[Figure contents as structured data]
+-------+
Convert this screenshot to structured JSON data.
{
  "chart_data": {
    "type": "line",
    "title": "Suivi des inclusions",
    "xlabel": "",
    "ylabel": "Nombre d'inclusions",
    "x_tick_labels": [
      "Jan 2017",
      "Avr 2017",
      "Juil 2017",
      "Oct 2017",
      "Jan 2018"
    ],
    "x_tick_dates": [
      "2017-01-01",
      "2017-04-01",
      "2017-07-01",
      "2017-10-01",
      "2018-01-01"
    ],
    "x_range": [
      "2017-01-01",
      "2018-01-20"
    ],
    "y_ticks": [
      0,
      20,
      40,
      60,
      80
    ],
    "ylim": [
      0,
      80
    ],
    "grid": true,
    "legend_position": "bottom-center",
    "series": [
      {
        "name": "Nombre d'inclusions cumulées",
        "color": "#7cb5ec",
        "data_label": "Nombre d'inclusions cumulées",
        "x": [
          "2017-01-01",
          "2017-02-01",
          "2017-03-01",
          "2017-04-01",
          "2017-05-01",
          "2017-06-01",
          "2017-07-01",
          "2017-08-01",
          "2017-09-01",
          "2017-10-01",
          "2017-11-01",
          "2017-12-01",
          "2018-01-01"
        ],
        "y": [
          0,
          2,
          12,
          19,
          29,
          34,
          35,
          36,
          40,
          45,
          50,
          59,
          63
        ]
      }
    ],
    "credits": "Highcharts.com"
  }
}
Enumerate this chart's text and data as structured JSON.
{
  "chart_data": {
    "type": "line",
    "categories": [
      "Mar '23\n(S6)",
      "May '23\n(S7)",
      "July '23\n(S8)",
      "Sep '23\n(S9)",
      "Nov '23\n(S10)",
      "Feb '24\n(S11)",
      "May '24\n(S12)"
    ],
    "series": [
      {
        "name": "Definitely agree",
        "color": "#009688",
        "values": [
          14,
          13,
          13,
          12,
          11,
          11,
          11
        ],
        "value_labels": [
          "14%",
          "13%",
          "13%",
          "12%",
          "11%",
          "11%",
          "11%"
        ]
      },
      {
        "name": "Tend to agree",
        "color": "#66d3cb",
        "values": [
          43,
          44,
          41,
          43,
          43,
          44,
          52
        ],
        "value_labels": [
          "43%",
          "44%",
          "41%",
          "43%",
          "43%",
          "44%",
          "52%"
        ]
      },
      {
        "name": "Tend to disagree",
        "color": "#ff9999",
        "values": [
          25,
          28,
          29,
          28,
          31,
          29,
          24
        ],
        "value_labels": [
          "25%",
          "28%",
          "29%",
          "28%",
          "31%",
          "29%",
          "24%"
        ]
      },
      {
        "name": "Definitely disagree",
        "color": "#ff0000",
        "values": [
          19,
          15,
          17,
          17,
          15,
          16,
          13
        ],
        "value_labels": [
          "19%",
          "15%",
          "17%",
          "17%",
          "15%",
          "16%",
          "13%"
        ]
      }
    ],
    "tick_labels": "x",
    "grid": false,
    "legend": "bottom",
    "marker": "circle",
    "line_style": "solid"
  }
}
+-------+
## WHAT YOU HAVE TO DO
Pull out all lines containing "color".

## SOLUTION FOR THIS PROBLEM
        "color": "#7cb5ec",
        "color": "#009688",
        "color": "#66d3cb",
        "color": "#ff9999",
        "color": "#ff0000",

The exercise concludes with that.